» TASK BRIEF:
Repeat the listing below in full, exactly as it stands.

» SUPPLIED RECORDS:
########################################
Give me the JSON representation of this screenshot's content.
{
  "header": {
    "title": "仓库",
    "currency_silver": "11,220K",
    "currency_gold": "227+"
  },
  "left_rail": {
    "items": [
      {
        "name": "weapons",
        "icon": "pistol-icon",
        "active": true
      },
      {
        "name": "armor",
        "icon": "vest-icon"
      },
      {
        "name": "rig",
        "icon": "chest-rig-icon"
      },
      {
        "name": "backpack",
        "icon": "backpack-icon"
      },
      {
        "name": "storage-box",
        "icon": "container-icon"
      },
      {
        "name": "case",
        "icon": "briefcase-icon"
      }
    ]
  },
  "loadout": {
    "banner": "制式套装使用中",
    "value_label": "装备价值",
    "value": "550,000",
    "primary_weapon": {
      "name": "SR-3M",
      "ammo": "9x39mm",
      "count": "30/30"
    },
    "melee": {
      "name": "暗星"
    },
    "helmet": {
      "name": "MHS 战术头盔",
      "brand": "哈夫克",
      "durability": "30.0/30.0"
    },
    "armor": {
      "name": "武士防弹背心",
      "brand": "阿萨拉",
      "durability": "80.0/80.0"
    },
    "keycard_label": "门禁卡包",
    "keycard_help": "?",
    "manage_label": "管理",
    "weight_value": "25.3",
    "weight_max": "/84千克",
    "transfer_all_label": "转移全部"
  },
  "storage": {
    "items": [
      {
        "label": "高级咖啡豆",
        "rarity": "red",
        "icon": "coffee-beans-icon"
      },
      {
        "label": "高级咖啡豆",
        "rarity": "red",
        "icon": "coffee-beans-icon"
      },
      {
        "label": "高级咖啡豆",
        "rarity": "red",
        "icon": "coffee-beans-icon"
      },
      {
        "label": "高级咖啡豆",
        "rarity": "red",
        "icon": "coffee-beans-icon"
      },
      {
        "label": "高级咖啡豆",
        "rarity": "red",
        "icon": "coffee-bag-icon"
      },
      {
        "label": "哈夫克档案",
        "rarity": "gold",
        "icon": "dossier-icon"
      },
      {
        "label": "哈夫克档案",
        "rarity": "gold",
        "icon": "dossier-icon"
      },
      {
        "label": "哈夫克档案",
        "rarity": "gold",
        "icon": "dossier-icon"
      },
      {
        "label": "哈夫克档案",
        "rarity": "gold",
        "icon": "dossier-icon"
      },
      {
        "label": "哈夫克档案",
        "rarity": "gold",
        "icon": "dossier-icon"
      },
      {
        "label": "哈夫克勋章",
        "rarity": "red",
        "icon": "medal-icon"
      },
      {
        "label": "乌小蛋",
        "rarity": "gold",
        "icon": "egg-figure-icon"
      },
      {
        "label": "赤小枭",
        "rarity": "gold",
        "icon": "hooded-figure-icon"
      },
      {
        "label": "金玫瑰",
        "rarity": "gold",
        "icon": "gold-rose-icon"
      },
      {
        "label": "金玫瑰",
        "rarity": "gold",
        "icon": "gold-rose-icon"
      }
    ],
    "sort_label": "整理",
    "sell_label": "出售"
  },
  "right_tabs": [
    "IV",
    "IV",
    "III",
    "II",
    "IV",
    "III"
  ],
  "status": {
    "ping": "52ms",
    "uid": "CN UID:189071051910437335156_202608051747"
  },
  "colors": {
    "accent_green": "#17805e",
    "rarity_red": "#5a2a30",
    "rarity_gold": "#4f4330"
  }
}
########################################
» FULL OUTPUT:
Give me the JSON representation of this screenshot's content.
{
  "header": {
    "title": "仓库",
    "currency_silver": "11,220K",
    "currency_gold": "227+"
  },
  "left_rail": {
    "items": [
      {
        "name": "weapons",
        "icon": "pistol-icon",
        "active": true
      },
      {
        "name": "armor",
        "icon": "vest-icon"
      },
      {
        "name": "rig",
        "icon": "chest-rig-icon"
      },
      {
        "name": "backpack",
        "icon": "backpack-icon"
      },
      {
        "name": "storage-box",
        "icon": "container-icon"
      },
      {
        "name": "case",
        "icon": "briefcase-icon"
      }
    ]
  },
  "loadout": {
    "banner": "制式套装使用中",
    "value_label": "装备价值",
    "value": "550,000",
    "primary_weapon": {
      "name": "SR-3M",
      "ammo": "9x39mm",
      "count": "30/30"
    },
    "melee": {
      "name": "暗星"
    },
    "helmet": {
      "name": "MHS 战术头盔",
      "brand": "哈夫克",
      "durability": "30.0/30.0"
    },
    "armor": {
      "name": "武士防弹背心",
      "brand": "阿萨拉",
      "durability": "80.0/80.0"
    },
    "keycard_label": "门禁卡包",
    "keycard_help": "?",
    "manage_label": "管理",
    "weight_value": "25.3",
    "weight_max": "/84千克",
    "transfer_all_label": "转移全部"
  },
  "storage": {
    "items": [
      {
        "label": "高级咖啡豆",
        "rarity": "red",
        "icon": "coffee-beans-icon"
      },
      {
        "label": "高级咖啡豆",
        "rarity": "red",
        "icon": "coffee-beans-icon"
      },
      {
        "label": "高级咖啡豆",
        "rarity": "red",
        "icon": "coffee-beans-icon"
      },
      {
        "label": "高级咖啡豆",
        "rarity": "red",
        "icon": "coffee-beans-icon"
      },
      {
        "label": "高级咖啡豆",
        "rarity": "red",
        "icon": "coffee-bag-icon"
      },
      {
        "label": "哈夫克档案",
        "rarity": "gold",
        "icon": "dossier-icon"
      },
      {
        "label": "哈夫克档案",
        "rarity": "gold",
        "icon": "dossier-icon"
      },
      {
        "label": "哈夫克档案",
        "rarity": "gold",
        "icon": "dossier-icon"
      },
      {
        "label": "哈夫克档案",
        "rarity": "gold",
        "icon": "dossier-icon"
      },
      {
        "label": "哈夫克档案",
        "rarity": "gold",
        "icon": "dossier-icon"
      },
      {
        "label": "哈夫克勋章",
        "rarity": "red",
        "icon": "medal-icon"
      },
      {
        "label": "乌小蛋",
        "rarity": "gold",
        "icon": "egg-figure-icon"
      },
      {
        "label": "赤小枭",
        "rarity": "gold",
        "icon": "hooded-figure-icon"
      },
      {
        "label": "金玫瑰",
        "rarity": "gold",
        "icon": "gold-rose-icon"
      },
      {
        "label": "金玫瑰",
        "rarity": "gold",
        "icon": "gold-rose-icon"
      }
    ],
    "sort_label": "整理",
    "sell_label": "出售"
  },
  "right_tabs": [
    "IV",
    "IV",
    "III",
    "II",
    "IV",
    "III"
  ],
  "status": {
    "ping": "52ms",
    "uid": "CN UID:189071051910437335156_202608051747"
  },
  "colors": {
    "accent_green": "#17805e",
    "rarity_red": "#5a2a30",
    "rarity_gold": "#4f4330"
  }
}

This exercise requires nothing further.